Present every line in which the string "tkance" appears.
-- Listing start --
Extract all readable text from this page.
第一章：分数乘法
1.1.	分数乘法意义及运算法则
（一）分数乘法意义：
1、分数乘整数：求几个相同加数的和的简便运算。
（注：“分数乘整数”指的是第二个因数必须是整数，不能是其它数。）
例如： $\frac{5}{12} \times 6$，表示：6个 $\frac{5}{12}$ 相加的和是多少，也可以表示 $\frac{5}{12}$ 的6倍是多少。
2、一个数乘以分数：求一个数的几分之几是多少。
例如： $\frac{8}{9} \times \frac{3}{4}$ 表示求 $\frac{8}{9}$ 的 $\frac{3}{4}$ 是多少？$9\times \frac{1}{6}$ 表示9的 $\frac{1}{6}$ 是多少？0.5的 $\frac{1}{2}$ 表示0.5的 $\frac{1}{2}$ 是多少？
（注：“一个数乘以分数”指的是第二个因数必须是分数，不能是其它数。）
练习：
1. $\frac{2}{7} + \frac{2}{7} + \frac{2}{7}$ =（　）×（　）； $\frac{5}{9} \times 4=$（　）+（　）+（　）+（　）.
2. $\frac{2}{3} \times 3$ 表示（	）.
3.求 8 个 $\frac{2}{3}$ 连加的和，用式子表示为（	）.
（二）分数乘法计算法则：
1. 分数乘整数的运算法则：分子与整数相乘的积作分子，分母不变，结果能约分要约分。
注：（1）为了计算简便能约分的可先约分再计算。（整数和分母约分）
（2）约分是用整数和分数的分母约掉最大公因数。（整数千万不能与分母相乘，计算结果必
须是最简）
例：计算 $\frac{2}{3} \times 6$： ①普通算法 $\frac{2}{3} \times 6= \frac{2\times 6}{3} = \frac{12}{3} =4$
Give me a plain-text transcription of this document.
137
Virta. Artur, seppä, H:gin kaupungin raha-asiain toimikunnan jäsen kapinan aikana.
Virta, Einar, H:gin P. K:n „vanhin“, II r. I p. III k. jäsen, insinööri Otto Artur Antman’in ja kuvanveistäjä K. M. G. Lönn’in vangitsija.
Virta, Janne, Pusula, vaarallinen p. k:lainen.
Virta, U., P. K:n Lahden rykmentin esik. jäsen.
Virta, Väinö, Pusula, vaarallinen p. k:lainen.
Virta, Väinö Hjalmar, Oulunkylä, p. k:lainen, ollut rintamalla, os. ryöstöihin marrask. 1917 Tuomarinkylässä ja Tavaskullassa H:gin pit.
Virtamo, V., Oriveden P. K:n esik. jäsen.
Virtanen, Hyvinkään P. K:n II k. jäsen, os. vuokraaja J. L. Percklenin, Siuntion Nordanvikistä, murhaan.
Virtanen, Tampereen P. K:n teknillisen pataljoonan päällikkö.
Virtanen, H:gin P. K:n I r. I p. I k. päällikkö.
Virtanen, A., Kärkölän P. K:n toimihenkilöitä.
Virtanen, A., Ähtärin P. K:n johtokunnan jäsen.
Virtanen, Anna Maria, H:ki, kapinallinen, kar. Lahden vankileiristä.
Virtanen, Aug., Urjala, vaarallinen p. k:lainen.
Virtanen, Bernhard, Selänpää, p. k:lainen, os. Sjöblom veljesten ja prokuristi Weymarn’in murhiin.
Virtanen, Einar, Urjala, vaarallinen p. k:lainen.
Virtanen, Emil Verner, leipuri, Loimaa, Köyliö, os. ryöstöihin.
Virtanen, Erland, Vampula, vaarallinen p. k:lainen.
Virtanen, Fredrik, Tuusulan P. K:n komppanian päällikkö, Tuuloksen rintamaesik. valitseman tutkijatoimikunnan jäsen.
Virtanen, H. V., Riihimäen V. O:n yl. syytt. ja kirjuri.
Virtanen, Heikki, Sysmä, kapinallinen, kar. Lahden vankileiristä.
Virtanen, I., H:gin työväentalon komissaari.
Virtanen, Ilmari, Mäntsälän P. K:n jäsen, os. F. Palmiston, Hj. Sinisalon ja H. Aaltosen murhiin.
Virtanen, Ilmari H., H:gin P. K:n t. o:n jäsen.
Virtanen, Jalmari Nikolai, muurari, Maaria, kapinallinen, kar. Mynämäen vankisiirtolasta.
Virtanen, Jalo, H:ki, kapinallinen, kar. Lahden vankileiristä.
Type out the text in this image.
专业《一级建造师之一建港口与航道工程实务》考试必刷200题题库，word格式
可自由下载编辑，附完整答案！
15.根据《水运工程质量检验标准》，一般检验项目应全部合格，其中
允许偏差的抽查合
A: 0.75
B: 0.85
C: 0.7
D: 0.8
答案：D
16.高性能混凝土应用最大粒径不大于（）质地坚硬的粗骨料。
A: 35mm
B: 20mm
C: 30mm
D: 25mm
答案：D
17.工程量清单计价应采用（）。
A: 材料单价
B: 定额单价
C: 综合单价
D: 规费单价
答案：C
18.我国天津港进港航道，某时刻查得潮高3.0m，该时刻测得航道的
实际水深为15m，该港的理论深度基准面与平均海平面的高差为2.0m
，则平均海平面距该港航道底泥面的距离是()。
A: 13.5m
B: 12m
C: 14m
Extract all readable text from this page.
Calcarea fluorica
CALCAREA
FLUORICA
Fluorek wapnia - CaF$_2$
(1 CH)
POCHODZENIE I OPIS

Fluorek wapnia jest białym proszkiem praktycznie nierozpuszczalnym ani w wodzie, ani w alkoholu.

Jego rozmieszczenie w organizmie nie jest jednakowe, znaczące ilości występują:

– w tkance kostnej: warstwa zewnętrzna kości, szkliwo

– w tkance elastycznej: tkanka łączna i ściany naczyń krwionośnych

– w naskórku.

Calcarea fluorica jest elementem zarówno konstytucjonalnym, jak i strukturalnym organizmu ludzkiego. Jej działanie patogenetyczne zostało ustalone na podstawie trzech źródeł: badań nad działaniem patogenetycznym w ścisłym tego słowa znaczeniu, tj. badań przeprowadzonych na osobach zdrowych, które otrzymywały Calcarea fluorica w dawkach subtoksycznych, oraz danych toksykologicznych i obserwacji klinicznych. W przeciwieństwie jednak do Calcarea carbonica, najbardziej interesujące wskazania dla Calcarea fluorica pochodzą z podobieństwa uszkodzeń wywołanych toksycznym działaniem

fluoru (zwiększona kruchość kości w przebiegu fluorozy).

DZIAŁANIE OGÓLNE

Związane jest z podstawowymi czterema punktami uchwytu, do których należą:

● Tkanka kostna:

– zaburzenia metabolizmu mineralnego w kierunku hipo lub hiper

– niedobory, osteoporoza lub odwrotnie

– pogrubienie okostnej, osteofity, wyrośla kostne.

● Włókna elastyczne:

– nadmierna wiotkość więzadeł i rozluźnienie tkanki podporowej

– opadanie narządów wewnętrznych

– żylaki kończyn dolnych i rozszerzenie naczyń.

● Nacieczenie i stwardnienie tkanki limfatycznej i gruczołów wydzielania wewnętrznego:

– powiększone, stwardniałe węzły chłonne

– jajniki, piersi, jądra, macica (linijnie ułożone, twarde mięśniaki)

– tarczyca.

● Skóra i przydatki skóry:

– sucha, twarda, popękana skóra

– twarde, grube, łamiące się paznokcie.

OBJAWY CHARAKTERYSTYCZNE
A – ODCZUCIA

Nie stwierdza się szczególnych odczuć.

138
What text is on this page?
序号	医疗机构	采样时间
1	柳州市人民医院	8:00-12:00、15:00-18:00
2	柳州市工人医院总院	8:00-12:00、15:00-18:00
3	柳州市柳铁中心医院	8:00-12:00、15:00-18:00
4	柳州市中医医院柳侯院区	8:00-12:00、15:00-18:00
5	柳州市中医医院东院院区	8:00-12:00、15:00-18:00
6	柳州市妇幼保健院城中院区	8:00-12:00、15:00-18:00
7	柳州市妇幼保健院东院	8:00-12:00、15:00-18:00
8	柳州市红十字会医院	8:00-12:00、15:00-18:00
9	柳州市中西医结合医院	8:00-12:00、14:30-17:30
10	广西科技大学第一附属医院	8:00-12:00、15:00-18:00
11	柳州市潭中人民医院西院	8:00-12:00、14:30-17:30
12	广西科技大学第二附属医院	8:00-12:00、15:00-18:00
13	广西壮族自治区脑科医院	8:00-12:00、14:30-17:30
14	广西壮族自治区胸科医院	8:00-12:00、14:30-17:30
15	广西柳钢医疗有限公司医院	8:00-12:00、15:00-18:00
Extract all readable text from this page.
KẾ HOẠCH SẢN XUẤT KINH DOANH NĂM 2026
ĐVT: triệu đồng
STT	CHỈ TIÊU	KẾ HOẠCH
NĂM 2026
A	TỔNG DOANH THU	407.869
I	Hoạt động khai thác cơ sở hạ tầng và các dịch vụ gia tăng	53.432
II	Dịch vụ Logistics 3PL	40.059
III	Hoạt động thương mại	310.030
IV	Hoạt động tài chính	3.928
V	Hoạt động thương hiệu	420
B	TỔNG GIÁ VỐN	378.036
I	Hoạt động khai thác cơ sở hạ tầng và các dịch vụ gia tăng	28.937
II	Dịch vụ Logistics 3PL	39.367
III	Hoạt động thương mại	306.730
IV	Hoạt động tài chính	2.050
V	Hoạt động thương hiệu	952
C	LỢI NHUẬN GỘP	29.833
-- Listing end --
Exercise output:
– w tkance kostnej: warstwa zewnętrzna kości, szkliwo
– w tkance elastycznej: tkanka łączna i ściany naczyń krwionośnych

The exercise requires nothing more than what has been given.